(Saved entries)

★ ★ ★ ★ ★

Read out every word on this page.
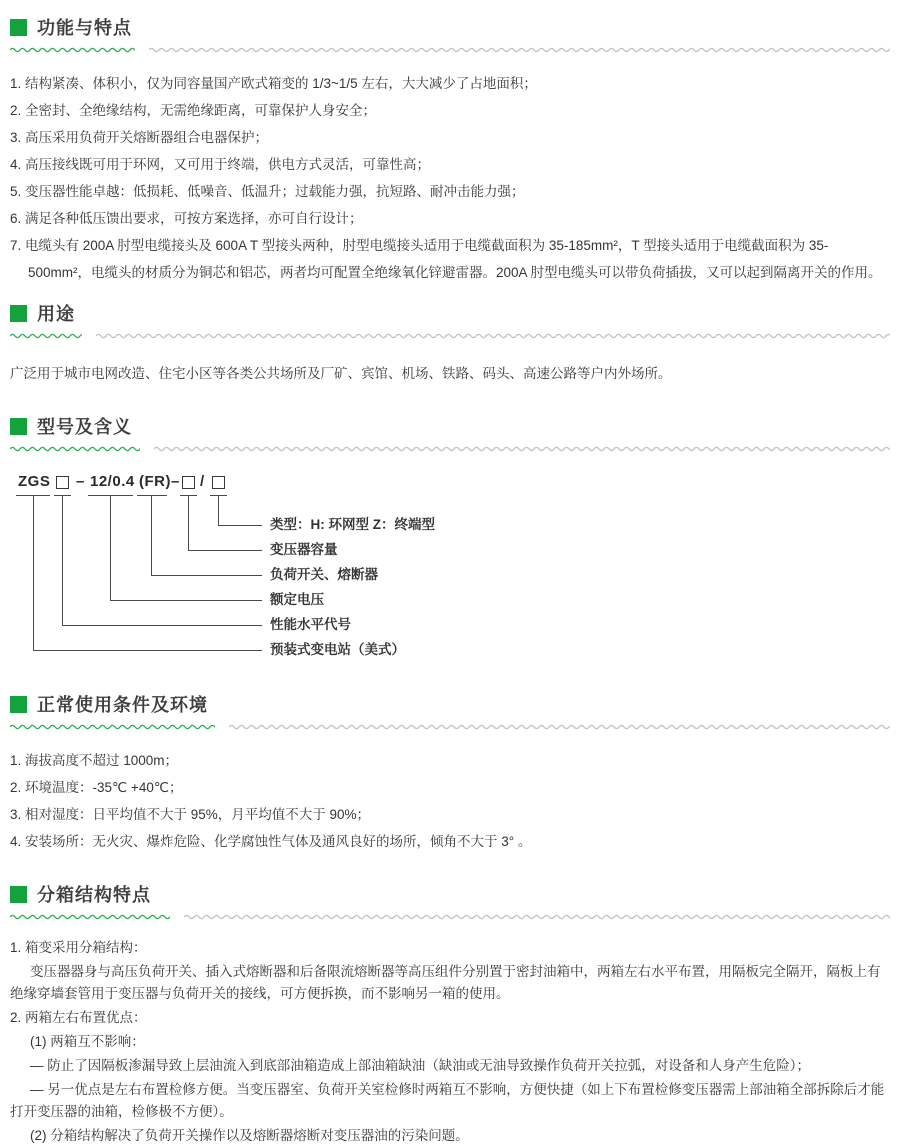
功能与特点
1. 结构紧凑、体积小，仅为同容量国产欧式箱变的 1/3~1/5 左右，大大减少了占地面积；
2. 全密封、全绝缘结构，无需绝缘距离，可靠保护人身安全；
3. 高压采用负荷开关熔断器组合电器保护；
4. 高压接线既可用于环网，又可用于终端，供电方式灵活，可靠性高；
5. 变压器性能卓越：低损耗、低噪音、低温升；过载能力强，抗短路、耐冲击能力强；
6. 满足各种低压馈出要求，可按方案选择，亦可自行设计；
7. 电缆头有 200A 肘型电缆接头及 600A T 型接头两种，肘型电缆接头适用于电缆截面积为 35-185mm²，T 型接头适用于电缆截面积为 35-500mm²，电缆头的材质分为铜芯和铝芯，两者均可配置全绝缘氧化锌避雷器。200A 肘型电缆头可以带负荷插拔，又可以起到隔离开关的作用。
用途

广泛用于城市电网改造、住宅小区等各类公共场所及厂矿、宾馆、机场、铁路、码头、高速公路等户内外场所。

型号及含义
ZGS – 12/0.4 (FR) – /
类型：H: 环网型 Z：终端型
变压器容量
负荷开关、熔断器
额定电压
性能水平代号
预装式变电站（美式）
正常使用条件及环境
1. 海拔高度不超过 1000m；
2. 环境温度：-35℃ +40℃；
3. 相对湿度：日平均值不大于 95%，月平均值不大于 90%；
4. 安装场所：无火灾、爆炸危险、化学腐蚀性气体及通风良好的场所，倾角不大于 3° 。
分箱结构特点
1. 箱变采用分箱结构：
变压器器身与高压负荷开关、插入式熔断器和后备限流熔断器等高压组件分别置于密封油箱中，两箱左右水平布置，用隔板完全隔开，隔板上有绝缘穿墙套管用于变压器与负荷开关的接线，可方便拆换，而不影响另一箱的使用。
2. 两箱左右布置优点：
(1) 两箱互不影响：
— 防止了因隔板渗漏导致上层油流入到底部油箱造成上部油箱缺油（缺油或无油导致操作负荷开关拉弧，对设备和人身产生危险）；
— 另一优点是左右布置检修方便。当变压器室、负荷开关室检修时两箱互不影响，方便快捷（如上下布置检修变压器需上部油箱全部拆除后才能打开变压器的油箱，检修极不方便）。
(2) 分箱结构解决了负荷开关操作以及熔断器熔断对变压器油的污染问题。
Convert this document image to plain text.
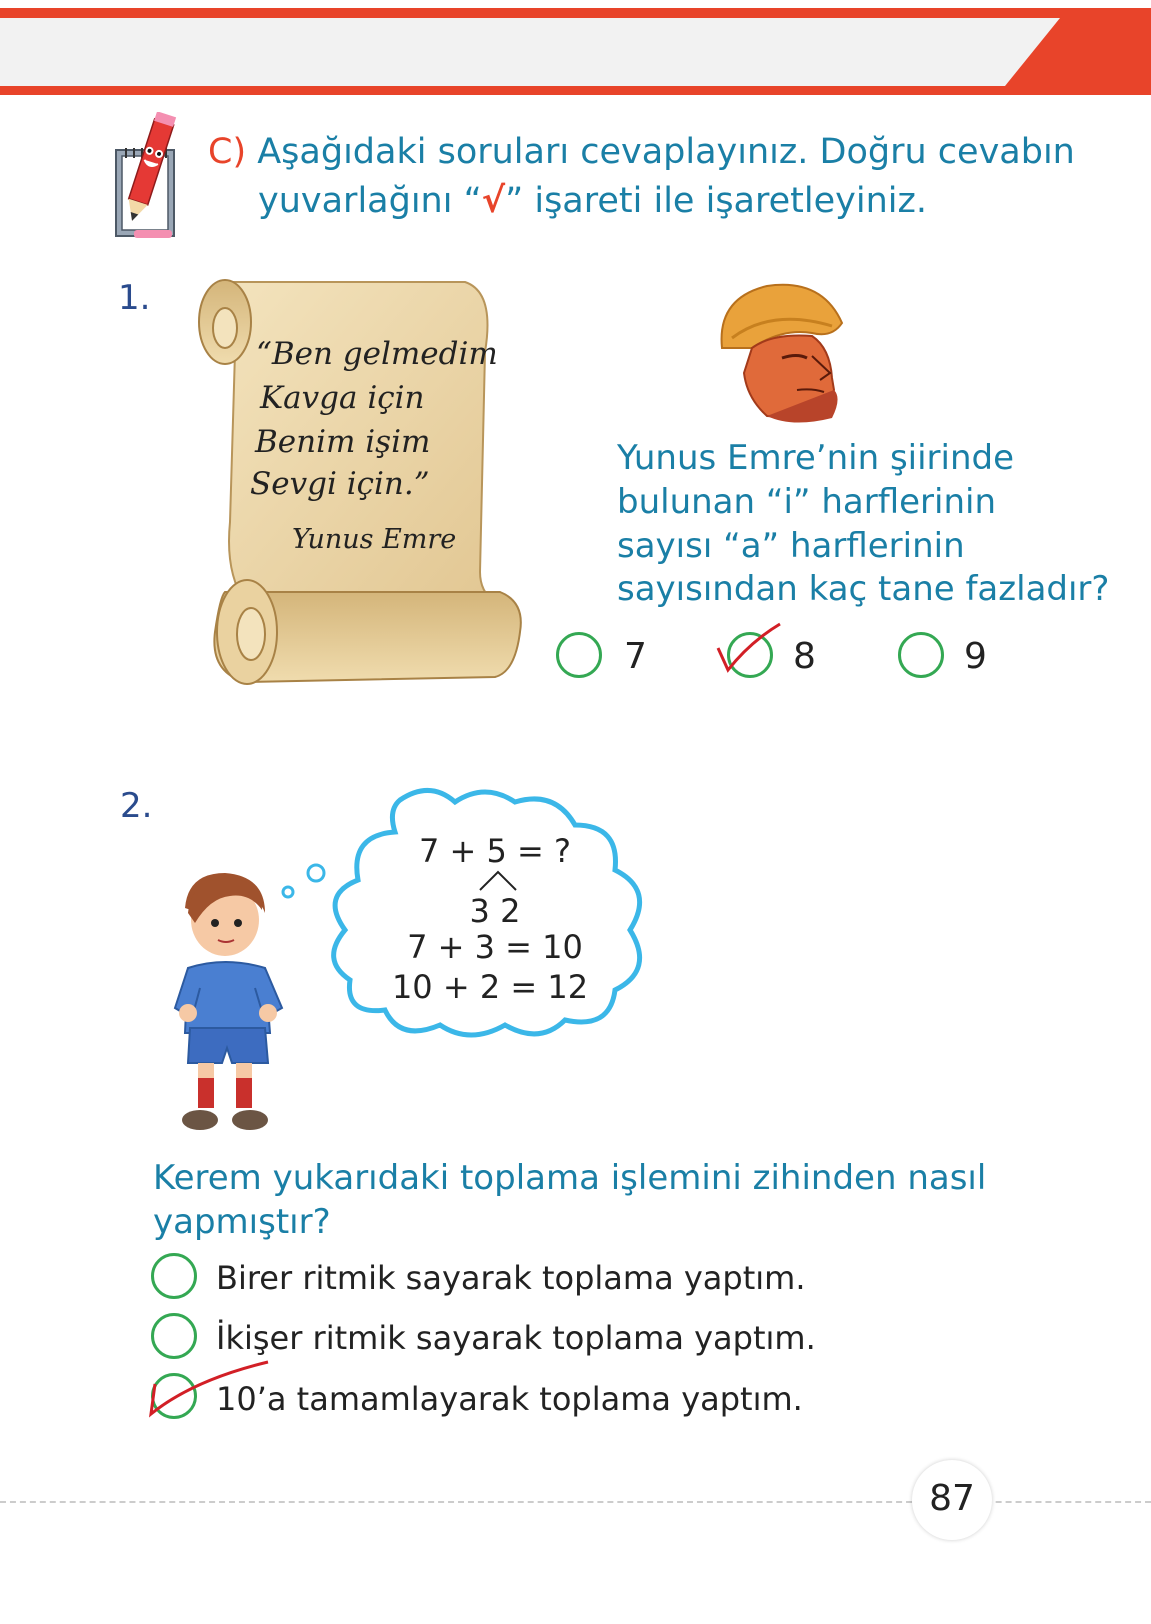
C) Aşağıdaki soruları cevaplayınız. Doğru cevabın
yuvarlağını “√” işareti ile işaretleyiniz.
1.
“Ben gelmedim
Kavga için
Benim işim
Sevgi için.”
Yunus Emre
Yunus Emre’nin şiirinde
bulunan “i” harflerinin
sayısı “a” harflerinin
sayısından kaç tane fazladır?
7	8	9
2.
7 + 5 = ?
3 2
7 + 3 = 10
10 + 2 = 12
Kerem yukarıdaki toplama işlemini zihinden nasıl
yapmıştır?
Birer ritmik sayarak toplama yaptım.
İkişer ritmik sayarak toplama yaptım.
10’a tamamlayarak toplama yaptım.
87
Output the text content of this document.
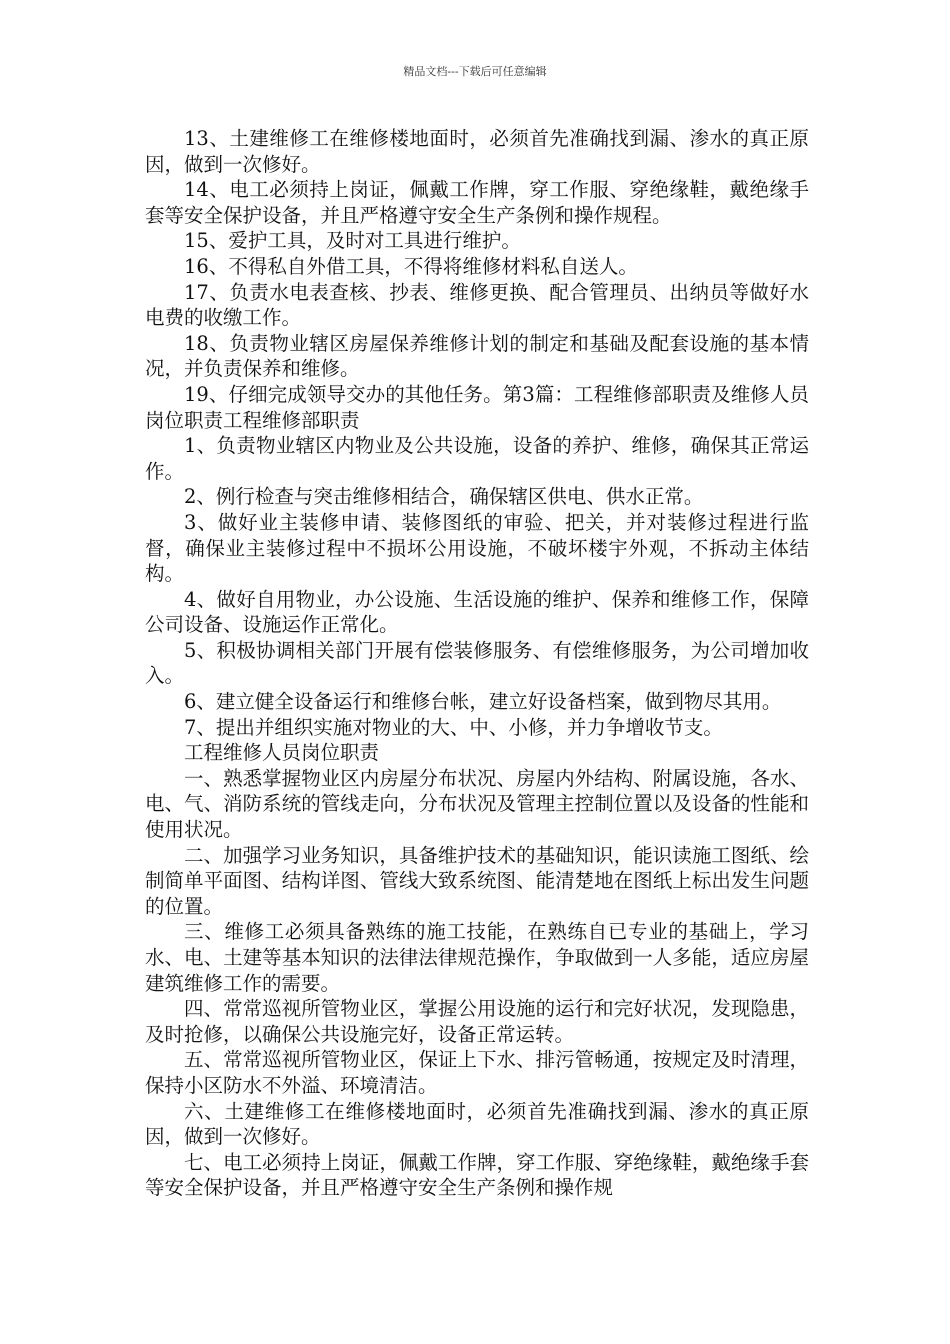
精品文档---下载后可任意编辑

13、土建维修工在维修楼地面时，必须首先准确找到漏、渗水的真正原因，做到一次修好。

14、电工必须持上岗证，佩戴工作牌，穿工作服、穿绝缘鞋，戴绝缘手套等安全保护设备，并且严格遵守安全生产条例和操作规程。

15、爱护工具，及时对工具进行维护。

16、不得私自外借工具，不得将维修材料私自送人。

17、负责水电表查核、抄表、维修更换、配合管理员、出纳员等做好水电费的收缴工作。

18、负责物业辖区房屋保养维修计划的制定和基础及配套设施的基本情况，并负责保养和维修。

19、仔细完成领导交办的其他任务。第3篇：工程维修部职责及维修人员岗位职责工程维修部职责

1、负责物业辖区内物业及公共设施，设备的养护、维修，确保其正常运作。

2、例行检查与突击维修相结合，确保辖区供电、供水正常。

3、做好业主装修申请、装修图纸的审验、把关，并对装修过程进行监督，确保业主装修过程中不损坏公用设施，不破坏楼宇外观，不拆动主体结构。

4、做好自用物业，办公设施、生活设施的维护、保养和维修工作，保障公司设备、设施运作正常化。

5、积极协调相关部门开展有偿装修服务、有偿维修服务，为公司增加收入。

6、建立健全设备运行和维修台帐，建立好设备档案，做到物尽其用。

7、提出并组织实施对物业的大、中、小修，并力争增收节支。

工程维修人员岗位职责

一、熟悉掌握物业区内房屋分布状况、房屋内外结构、附属设施，各水、电、气、消防系统的管线走向，分布状况及管理主控制位置以及设备的性能和使用状况。

二、加强学习业务知识，具备维护技术的基础知识，能识读施工图纸、绘制简单平面图、结构详图、管线大致系统图、能清楚地在图纸上标出发生问题的位置。

三、维修工必须具备熟练的施工技能，在熟练自已专业的基础上，学习水、电、土建等基本知识的法律法律规范操作，争取做到一人多能，适应房屋建筑维修工作的需要。

四、常常巡视所管物业区，掌握公用设施的运行和完好状况，发现隐患，及时抢修，以确保公共设施完好，设备正常运转。

五、常常巡视所管物业区，保证上下水、排污管畅通，按规定及时清理，保持小区防水不外溢、环境清洁。

六、土建维修工在维修楼地面时，必须首先准确找到漏、渗水的真正原因，做到一次修好。

七、电工必须持上岗证，佩戴工作牌，穿工作服、穿绝缘鞋，戴绝缘手套等安全保护设备，并且严格遵守安全生产条例和操作规
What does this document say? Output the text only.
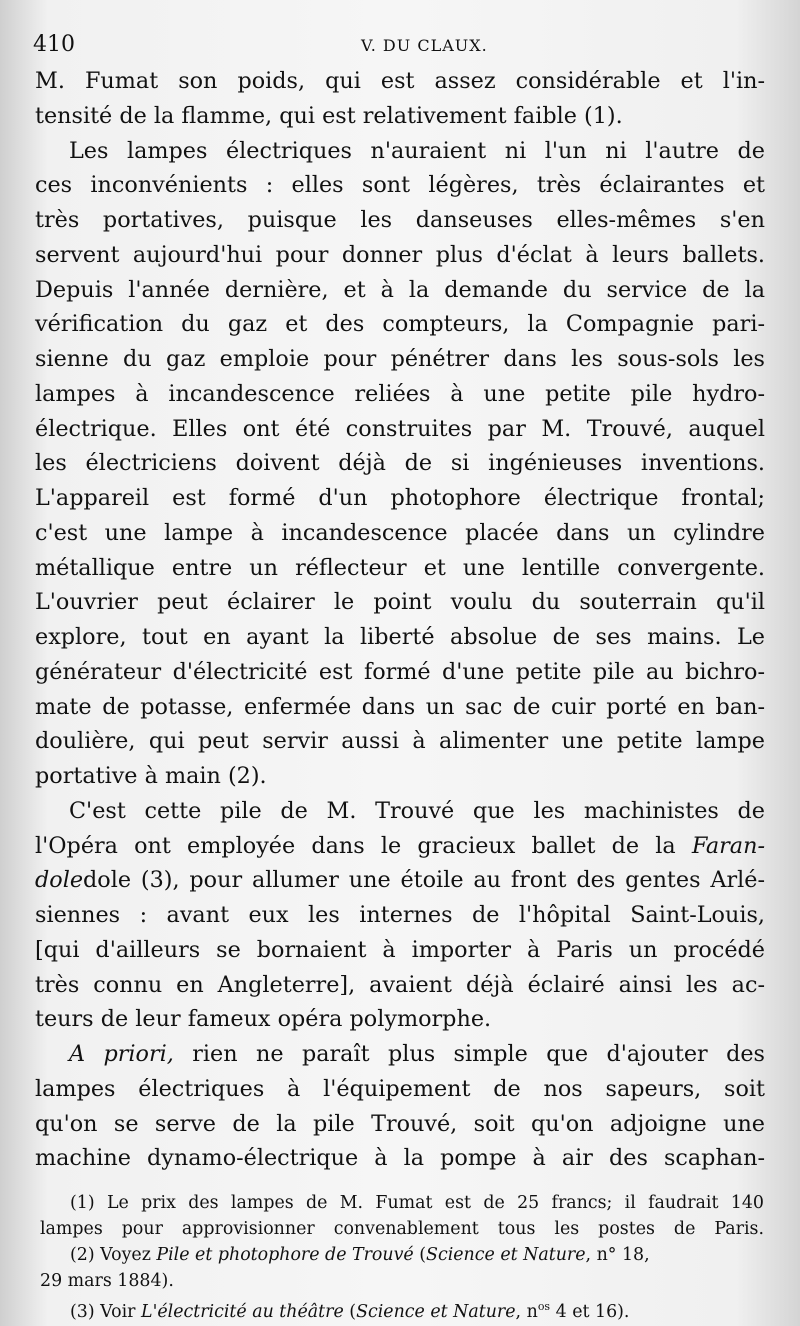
410	V. DU CLAUX.
M. Fumat son poids, qui est assez considérable et l'in-
tensité de la flamme, qui est relativement faible (1).
Les lampes électriques n'auraient ni l'un ni l'autre de
ces inconvénients : elles sont légères, très éclairantes et
très portatives, puisque les danseuses elles-mêmes s'en
servent aujourd'hui pour donner plus d'éclat à leurs ballets.
Depuis l'année dernière, et à la demande du service de la
vérification du gaz et des compteurs, la Compagnie pari-
sienne du gaz emploie pour pénétrer dans les sous-sols les
lampes à incandescence reliées à une petite pile hydro-
électrique. Elles ont été construites par M. Trouvé, auquel
les électriciens doivent déjà de si ingénieuses inventions.
L'appareil est formé d'un photophore électrique frontal;
c'est une lampe à incandescence placée dans un cylindre
métallique entre un réflecteur et une lentille convergente.
L'ouvrier peut éclairer le point voulu du souterrain qu'il
explore, tout en ayant la liberté absolue de ses mains. Le
générateur d'électricité est formé d'une petite pile au bichro-
mate de potasse, enfermée dans un sac de cuir porté en ban-
doulière, qui peut servir aussi à alimenter une petite lampe
portative à main (2).
C'est cette pile de M. Trouvé que les machinistes de
l'Opéra ont employée dans le gracieux ballet de la Faran-
doledole (3), pour allumer une étoile au front des gentes Arlé-
siennes : avant eux les internes de l'hôpital Saint-Louis,
[qui d'ailleurs se bornaient à importer à Paris un procédé
très connu en Angleterre], avaient déjà éclairé ainsi les ac-
teurs de leur fameux opéra polymorphe.
A priori, rien ne paraît plus simple que d'ajouter des
lampes électriques à l'équipement de nos sapeurs, soit
qu'on se serve de la pile Trouvé, soit qu'on adjoigne une
machine dynamo-électrique à la pompe à air des scaphan-
(1) Le prix des lampes de M. Fumat est de 25 francs; il faudrait 140
lampes pour approvisionner convenablement tous les postes de Paris.
(2) Voyez Pile et photophore de Trouvé (Science et Nature, n° 18,
29 mars 1884).
(3) Voir L'électricité au théâtre (Science et Nature, $n^{os}$ 4 et 16).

★ ★ ★ ★ ★

EXERCISE: Gather all lines where the word "lampes" appears.

FINISHED EXERCISE:
Les lampes électriques n'auraient ni l'un ni l'autre de
lampes à incandescence reliées à une petite pile hydro-
lampes électriques à l'équipement de nos sapeurs, soit
(1) Le prix des lampes de M. Fumat est de 25 francs; il faudrait 140
lampes pour approvisionner convenablement tous les postes de Paris.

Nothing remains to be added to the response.